[Stored data]
━━━━
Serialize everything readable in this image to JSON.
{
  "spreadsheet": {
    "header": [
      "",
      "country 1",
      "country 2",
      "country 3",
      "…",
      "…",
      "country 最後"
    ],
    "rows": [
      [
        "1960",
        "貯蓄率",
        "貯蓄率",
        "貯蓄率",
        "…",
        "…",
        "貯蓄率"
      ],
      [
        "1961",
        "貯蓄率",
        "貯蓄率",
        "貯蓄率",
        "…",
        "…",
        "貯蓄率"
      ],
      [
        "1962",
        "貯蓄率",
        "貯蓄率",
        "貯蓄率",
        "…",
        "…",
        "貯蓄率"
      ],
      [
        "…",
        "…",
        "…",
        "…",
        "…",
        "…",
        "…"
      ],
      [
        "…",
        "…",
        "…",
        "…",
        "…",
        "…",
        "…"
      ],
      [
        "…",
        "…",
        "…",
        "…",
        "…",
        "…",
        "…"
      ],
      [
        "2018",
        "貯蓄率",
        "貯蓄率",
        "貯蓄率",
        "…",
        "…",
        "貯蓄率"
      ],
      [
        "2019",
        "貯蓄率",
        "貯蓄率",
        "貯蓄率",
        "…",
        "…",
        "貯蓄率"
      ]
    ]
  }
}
━━━━
▶ **Requirement**
Gather each line from the entries above that includes the word "country".

▶ **Final result**
      "country 1",
      "country 2",
      "country 3",
      "country 最後"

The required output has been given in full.